> **The problem**
Below is a set of records; restate each one word for word.

Extracted data entries:
──────────
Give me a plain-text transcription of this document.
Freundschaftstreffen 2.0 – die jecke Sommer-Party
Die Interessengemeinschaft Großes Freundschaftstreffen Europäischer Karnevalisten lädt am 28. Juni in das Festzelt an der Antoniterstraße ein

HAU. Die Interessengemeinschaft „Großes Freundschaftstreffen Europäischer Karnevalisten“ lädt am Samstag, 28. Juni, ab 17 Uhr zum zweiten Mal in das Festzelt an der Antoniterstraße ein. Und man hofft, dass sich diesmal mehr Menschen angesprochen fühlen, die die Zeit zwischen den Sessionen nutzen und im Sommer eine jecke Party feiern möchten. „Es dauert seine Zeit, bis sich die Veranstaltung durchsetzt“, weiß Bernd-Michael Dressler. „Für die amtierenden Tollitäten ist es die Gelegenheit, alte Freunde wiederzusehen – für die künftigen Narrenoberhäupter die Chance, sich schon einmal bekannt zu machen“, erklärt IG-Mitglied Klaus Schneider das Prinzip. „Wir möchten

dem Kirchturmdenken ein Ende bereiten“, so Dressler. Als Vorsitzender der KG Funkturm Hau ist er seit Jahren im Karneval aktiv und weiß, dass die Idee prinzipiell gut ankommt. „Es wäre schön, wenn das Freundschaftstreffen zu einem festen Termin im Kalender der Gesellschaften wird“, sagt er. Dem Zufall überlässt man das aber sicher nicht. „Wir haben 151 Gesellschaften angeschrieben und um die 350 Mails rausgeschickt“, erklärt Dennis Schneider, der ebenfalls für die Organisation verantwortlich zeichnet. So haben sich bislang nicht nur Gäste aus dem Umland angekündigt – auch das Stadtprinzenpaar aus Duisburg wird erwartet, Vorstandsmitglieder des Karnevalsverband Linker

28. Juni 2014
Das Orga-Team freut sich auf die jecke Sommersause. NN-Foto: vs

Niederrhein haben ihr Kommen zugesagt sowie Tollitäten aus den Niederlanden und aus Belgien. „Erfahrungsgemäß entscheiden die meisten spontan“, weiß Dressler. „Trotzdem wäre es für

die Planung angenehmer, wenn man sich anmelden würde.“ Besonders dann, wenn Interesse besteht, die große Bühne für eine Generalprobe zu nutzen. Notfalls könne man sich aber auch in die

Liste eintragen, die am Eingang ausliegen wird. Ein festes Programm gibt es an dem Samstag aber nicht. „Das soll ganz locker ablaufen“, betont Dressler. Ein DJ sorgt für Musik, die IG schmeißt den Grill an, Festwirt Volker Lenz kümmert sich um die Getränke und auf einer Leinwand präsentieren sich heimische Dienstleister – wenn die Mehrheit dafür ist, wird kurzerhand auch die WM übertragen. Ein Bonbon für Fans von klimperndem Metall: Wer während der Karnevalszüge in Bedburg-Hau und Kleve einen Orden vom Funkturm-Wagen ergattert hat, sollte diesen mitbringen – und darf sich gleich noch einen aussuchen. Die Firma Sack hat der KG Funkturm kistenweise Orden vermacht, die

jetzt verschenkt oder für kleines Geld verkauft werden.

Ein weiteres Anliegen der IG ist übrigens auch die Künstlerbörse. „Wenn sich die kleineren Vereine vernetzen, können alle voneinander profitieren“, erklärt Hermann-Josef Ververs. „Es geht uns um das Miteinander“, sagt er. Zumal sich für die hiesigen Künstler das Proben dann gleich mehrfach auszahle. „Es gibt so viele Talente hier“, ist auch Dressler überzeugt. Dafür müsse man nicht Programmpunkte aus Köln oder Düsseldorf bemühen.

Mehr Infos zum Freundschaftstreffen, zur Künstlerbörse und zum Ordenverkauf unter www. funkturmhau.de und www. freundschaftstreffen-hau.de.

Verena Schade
──────────
> **Answer for the task**
Give me a plain-text transcription of this document.
Freundschaftstreffen 2.0 – die jecke Sommer-Party
Die Interessengemeinschaft Großes Freundschaftstreffen Europäischer Karnevalisten lädt am 28. Juni in das Festzelt an der Antoniterstraße ein

HAU. Die Interessengemeinschaft „Großes Freundschaftstreffen Europäischer Karnevalisten“ lädt am Samstag, 28. Juni, ab 17 Uhr zum zweiten Mal in das Festzelt an der Antoniterstraße ein. Und man hofft, dass sich diesmal mehr Menschen angesprochen fühlen, die die Zeit zwischen den Sessionen nutzen und im Sommer eine jecke Party feiern möchten. „Es dauert seine Zeit, bis sich die Veranstaltung durchsetzt“, weiß Bernd-Michael Dressler. „Für die amtierenden Tollitäten ist es die Gelegenheit, alte Freunde wiederzusehen – für die künftigen Narrenoberhäupter die Chance, sich schon einmal bekannt zu machen“, erklärt IG-Mitglied Klaus Schneider das Prinzip. „Wir möchten

dem Kirchturmdenken ein Ende bereiten“, so Dressler. Als Vorsitzender der KG Funkturm Hau ist er seit Jahren im Karneval aktiv und weiß, dass die Idee prinzipiell gut ankommt. „Es wäre schön, wenn das Freundschaftstreffen zu einem festen Termin im Kalender der Gesellschaften wird“, sagt er. Dem Zufall überlässt man das aber sicher nicht. „Wir haben 151 Gesellschaften angeschrieben und um die 350 Mails rausgeschickt“, erklärt Dennis Schneider, der ebenfalls für die Organisation verantwortlich zeichnet. So haben sich bislang nicht nur Gäste aus dem Umland angekündigt – auch das Stadtprinzenpaar aus Duisburg wird erwartet, Vorstandsmitglieder des Karnevalsverband Linker

28. Juni 2014
Das Orga-Team freut sich auf die jecke Sommersause. NN-Foto: vs

Niederrhein haben ihr Kommen zugesagt sowie Tollitäten aus den Niederlanden und aus Belgien. „Erfahrungsgemäß entscheiden die meisten spontan“, weiß Dressler. „Trotzdem wäre es für

die Planung angenehmer, wenn man sich anmelden würde.“ Besonders dann, wenn Interesse besteht, die große Bühne für eine Generalprobe zu nutzen. Notfalls könne man sich aber auch in die

Liste eintragen, die am Eingang ausliegen wird. Ein festes Programm gibt es an dem Samstag aber nicht. „Das soll ganz locker ablaufen“, betont Dressler. Ein DJ sorgt für Musik, die IG schmeißt den Grill an, Festwirt Volker Lenz kümmert sich um die Getränke und auf einer Leinwand präsentieren sich heimische Dienstleister – wenn die Mehrheit dafür ist, wird kurzerhand auch die WM übertragen. Ein Bonbon für Fans von klimperndem Metall: Wer während der Karnevalszüge in Bedburg-Hau und Kleve einen Orden vom Funkturm-Wagen ergattert hat, sollte diesen mitbringen – und darf sich gleich noch einen aussuchen. Die Firma Sack hat der KG Funkturm kistenweise Orden vermacht, die

jetzt verschenkt oder für kleines Geld verkauft werden.

Ein weiteres Anliegen der IG ist übrigens auch die Künstlerbörse. „Wenn sich die kleineren Vereine vernetzen, können alle voneinander profitieren“, erklärt Hermann-Josef Ververs. „Es geht uns um das Miteinander“, sagt er. Zumal sich für die hiesigen Künstler das Proben dann gleich mehrfach auszahle. „Es gibt so viele Talente hier“, ist auch Dressler überzeugt. Dafür müsse man nicht Programmpunkte aus Köln oder Düsseldorf bemühen.

Mehr Infos zum Freundschaftstreffen, zur Künstlerbörse und zum Ordenverkauf unter www. funkturmhau.de und www. freundschaftstreffen-hau.de.

Verena Schade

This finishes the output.